# Written task:
Pictures are not part of the copy; repeat everything else in the records exactly.

# Records for this exercise:
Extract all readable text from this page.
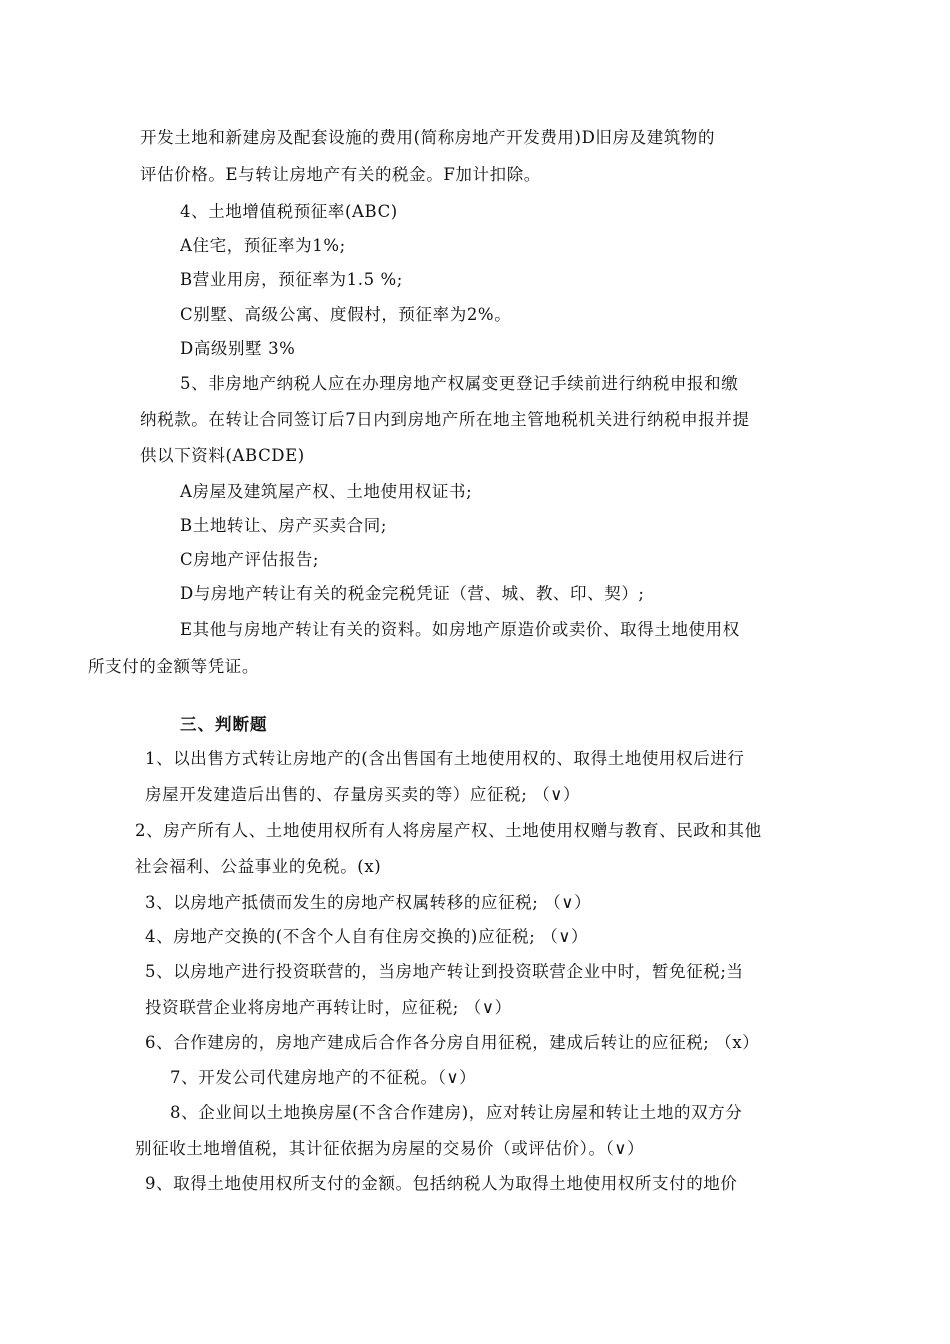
开发土地和新建房及配套设施的费用(简称房地产开发费用)D旧房及建筑物的
评估价格。E与转让房地产有关的税金。F加计扣除。
4、土地增值税预征率(ABC)
A住宅，预征率为1%;
B营业用房，预征率为1.5 %;
C别墅、高级公寓、度假村，预征率为2%。
D高级别墅 3%
5、非房地产纳税人应在办理房地产权属变更登记手续前进行纳税申报和缴
纳税款。在转让合同签订后7日内到房地产所在地主管地税机关进行纳税申报并提
供以下资料(ABCDE)
A房屋及建筑屋产权、土地使用权证书;
B土地转让、房产买卖合同;
C房地产评估报告;
D与房地产转让有关的税金完税凭证（营、城、教、印、契）;
E其他与房地产转让有关的资料。如房地产原造价或卖价、取得土地使用权
所支付的金额等凭证。
三、判断题
1、以出售方式转让房地产的(含出售国有土地使用权的、取得土地使用权后进行
房屋开发建造后出售的、存量房买卖的等）应征税; （∨）
2、房产所有人、土地使用权所有人将房屋产权、土地使用权赠与教育、民政和其他
社会福利、公益事业的免税。(x)
3、以房地产抵债而发生的房地产权属转移的应征税; （∨）
4、房地产交换的(不含个人自有住房交换的)应征税; （∨）
5、以房地产进行投资联营的，当房地产转让到投资联营企业中时，暂免征税;当
投资联营企业将房地产再转让时，应征税; （∨）
6、合作建房的，房地产建成后合作各分房自用征税，建成后转让的应征税; （x）
7、开发公司代建房地产的不征税。（∨）
8、企业间以土地换房屋(不含合作建房)，应对转让房屋和转让土地的双方分
别征收土地增值税，其计征依据为房屋的交易价（或评估价）。（∨）
9、取得土地使用权所支付的金额。包括纳税人为取得土地使用权所支付的地价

# Solution below:
Extract all readable text from this page.
开发土地和新建房及配套设施的费用(简称房地产开发费用)D旧房及建筑物的
评估价格。E与转让房地产有关的税金。F加计扣除。
4、土地增值税预征率(ABC)
A住宅，预征率为1%;
B营业用房，预征率为1.5 %;
C别墅、高级公寓、度假村，预征率为2%。
D高级别墅 3%
5、非房地产纳税人应在办理房地产权属变更登记手续前进行纳税申报和缴
纳税款。在转让合同签订后7日内到房地产所在地主管地税机关进行纳税申报并提
供以下资料(ABCDE)
A房屋及建筑屋产权、土地使用权证书;
B土地转让、房产买卖合同;
C房地产评估报告;
D与房地产转让有关的税金完税凭证（营、城、教、印、契）;
E其他与房地产转让有关的资料。如房地产原造价或卖价、取得土地使用权
所支付的金额等凭证。
三、判断题
1、以出售方式转让房地产的(含出售国有土地使用权的、取得土地使用权后进行
房屋开发建造后出售的、存量房买卖的等）应征税; （∨）
2、房产所有人、土地使用权所有人将房屋产权、土地使用权赠与教育、民政和其他
社会福利、公益事业的免税。(x)
3、以房地产抵债而发生的房地产权属转移的应征税; （∨）
4、房地产交换的(不含个人自有住房交换的)应征税; （∨）
5、以房地产进行投资联营的，当房地产转让到投资联营企业中时，暂免征税;当
投资联营企业将房地产再转让时，应征税; （∨）
6、合作建房的，房地产建成后合作各分房自用征税，建成后转让的应征税; （x）
7、开发公司代建房地产的不征税。（∨）
8、企业间以土地换房屋(不含合作建房)，应对转让房屋和转让土地的双方分
别征收土地增值税，其计征依据为房屋的交易价（或评估价）。（∨）
9、取得土地使用权所支付的金额。包括纳税人为取得土地使用权所支付的地价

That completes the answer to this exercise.